## REQUIREMENT 1
In the journal excerpt, what did the writer pay cash for after making money shooting babies?
## REQUIREMENT 2
Decide whether each statement agrees with the journal excerpt. Answer yes or no, and quote the words from the excerpt that settle it.
(a) The writer calls the jaundice photograph the only good color photograph they have ever made.
(b) The ensemble at Café de la Paz included a drummer.
(c) The writer accepted Pamela's invitation out of interest in animal acts.
## REQUIREMENT 3
Extend the journal excerpt about baby photography and the evening at Café de la Paz, picking up right after its final sentence.

## ARTICLE
- - - - - - -
I made thousands and thousands of exposures, but only created one good photograph. When a mother brought in her baby with yellow jaundice, I put the unfortunate thing on a golden rug and used a background depicting a dramatic, orange sunset. The jaundice photograph turned out to be the only good color photograph I’ve ever made.

I made a lot of money shooting babies. I paid cash for a new Volkswagen and some Leicas and left Michigan behind.

11 July 2003
Flamingo Dancers
Pamela invited me to see a flamingo dance tonight, so I went. I’m not interested in animal acts, but since the engagement involved a free dinner, how could I say no?

I said yes and, as a result, ended up at Café de la Paz.

The evening started with an interesting warmup act: a guitar player, a singer, and three painted ladies. I was impressed that the quintet featured both a singer and a guitar player; usually low-budget groups find someone who can do both. For financial and/or aesthetic reasons, the ensemble didn’t include a drummer.
- - - - - - -
## EXTRACTED INFORMATION
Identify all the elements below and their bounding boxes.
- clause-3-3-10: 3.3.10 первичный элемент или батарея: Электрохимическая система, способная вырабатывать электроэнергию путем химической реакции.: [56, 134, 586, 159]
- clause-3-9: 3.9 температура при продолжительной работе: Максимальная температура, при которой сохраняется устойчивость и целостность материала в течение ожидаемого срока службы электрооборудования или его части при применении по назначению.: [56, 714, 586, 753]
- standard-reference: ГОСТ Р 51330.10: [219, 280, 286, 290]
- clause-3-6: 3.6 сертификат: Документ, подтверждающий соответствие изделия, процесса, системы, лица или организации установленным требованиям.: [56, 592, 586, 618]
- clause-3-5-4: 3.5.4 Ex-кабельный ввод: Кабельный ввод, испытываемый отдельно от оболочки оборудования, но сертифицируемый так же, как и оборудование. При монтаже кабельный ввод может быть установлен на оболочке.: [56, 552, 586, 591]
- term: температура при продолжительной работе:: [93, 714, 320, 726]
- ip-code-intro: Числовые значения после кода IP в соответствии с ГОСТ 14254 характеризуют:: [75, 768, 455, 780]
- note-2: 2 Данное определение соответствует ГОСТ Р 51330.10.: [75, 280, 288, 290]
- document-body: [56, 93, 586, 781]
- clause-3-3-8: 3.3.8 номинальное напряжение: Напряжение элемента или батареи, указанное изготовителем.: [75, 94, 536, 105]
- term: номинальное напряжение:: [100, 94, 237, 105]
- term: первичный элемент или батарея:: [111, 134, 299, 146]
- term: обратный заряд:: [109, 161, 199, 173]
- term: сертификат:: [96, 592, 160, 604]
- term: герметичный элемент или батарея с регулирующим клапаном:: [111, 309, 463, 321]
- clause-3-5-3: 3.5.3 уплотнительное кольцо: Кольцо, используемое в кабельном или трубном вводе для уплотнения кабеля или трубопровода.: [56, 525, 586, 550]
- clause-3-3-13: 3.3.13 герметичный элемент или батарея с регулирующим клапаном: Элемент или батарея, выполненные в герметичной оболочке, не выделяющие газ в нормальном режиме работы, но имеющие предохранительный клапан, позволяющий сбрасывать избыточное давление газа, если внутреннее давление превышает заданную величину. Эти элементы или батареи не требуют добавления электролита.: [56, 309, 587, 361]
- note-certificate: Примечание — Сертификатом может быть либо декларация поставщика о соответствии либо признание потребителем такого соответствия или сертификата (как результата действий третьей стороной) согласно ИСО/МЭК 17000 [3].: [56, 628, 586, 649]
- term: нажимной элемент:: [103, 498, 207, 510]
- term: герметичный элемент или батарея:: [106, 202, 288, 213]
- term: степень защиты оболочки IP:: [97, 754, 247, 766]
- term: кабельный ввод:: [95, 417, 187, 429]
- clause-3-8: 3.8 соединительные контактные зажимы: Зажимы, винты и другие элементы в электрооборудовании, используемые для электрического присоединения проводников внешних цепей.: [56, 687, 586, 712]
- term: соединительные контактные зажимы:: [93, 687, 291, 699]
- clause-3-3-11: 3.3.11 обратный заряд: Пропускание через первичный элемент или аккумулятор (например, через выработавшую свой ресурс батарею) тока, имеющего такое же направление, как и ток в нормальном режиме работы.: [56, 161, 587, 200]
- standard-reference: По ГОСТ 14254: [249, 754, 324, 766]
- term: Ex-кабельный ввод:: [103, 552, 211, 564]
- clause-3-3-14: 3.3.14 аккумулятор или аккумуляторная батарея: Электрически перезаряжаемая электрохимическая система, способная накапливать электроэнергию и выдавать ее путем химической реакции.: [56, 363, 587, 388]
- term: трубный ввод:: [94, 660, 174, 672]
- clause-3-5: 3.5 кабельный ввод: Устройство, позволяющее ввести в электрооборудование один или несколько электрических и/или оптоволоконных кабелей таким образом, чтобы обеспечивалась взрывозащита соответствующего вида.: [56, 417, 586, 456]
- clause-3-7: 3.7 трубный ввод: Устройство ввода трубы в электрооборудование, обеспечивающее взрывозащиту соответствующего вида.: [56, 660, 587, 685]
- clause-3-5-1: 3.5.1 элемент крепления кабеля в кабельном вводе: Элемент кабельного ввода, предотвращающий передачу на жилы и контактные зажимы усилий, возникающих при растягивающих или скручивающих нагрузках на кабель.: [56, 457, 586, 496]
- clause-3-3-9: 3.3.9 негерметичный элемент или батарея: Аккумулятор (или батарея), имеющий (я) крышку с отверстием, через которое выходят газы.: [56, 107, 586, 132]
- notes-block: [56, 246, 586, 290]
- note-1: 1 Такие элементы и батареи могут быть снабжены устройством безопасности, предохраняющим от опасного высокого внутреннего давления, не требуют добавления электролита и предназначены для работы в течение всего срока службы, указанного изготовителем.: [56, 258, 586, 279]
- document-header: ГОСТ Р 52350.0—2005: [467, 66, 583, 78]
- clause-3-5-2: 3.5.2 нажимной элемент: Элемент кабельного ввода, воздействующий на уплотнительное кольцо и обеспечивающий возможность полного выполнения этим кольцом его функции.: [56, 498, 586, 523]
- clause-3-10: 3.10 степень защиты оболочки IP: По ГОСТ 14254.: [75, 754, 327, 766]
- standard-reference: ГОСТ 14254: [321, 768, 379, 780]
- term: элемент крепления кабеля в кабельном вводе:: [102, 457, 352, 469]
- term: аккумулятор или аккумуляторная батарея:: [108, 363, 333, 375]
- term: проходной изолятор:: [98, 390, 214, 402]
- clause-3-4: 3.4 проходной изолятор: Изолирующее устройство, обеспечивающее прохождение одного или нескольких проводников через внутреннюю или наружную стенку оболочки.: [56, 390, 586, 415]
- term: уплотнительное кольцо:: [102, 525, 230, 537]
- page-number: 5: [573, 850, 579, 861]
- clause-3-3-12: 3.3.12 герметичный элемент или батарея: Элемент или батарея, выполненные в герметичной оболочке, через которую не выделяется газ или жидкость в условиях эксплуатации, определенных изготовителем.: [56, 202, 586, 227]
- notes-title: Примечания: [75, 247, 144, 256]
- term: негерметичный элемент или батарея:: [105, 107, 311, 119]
- - - - - - -
## RIGHT ANSWER 1
A new Volkswagen and some Leicas.

## RIGHT ANSWER 2
(a) Yes: "The jaundice photograph turned out to be the only good color photograph I’ve ever made."
(b) No: "the ensemble didn’t include a drummer."
(c) No: "I’m not interested in animal acts"

## RIGHT ANSWER 3
When the show started, I discovered that each of the performers was a percussionist. They all clapped in elaborate syncopation, clacked little, black, clanky things, whapped the guitar and chairs, and generally made all manner of raucous bang-banging.

The women sat clapping throughout most the performance, but every so often one of them of would stand, glower at the audience as if possessed by the devil herself, then launch into a strange dance that combined graceful arm movements with powerful, vicious foot-stomping.

“You just know that she has to be screwing up her knees big time doing that,” Larry whispered.

I had to leave before the performing flamingos; the warmup group provided enough entertainment for one evening.

12 July 2003
Beethoven Can Be Boring
I met a professional bassoon player in a saloon last night; she was sloppy drippy drunk.

“What’s it like to be in a big orchestra?” I asked. “Whenever I think of symphony musicians, I can’t help but think of Frank Zappa’s reference to you and your colleagues as ‘mechanics.’”

“Zappa didn’t know much about real music,” she replied. “There’s a lot of stuff we know that the general public in general and pop singers like Frank in particular don’t have a clue about.”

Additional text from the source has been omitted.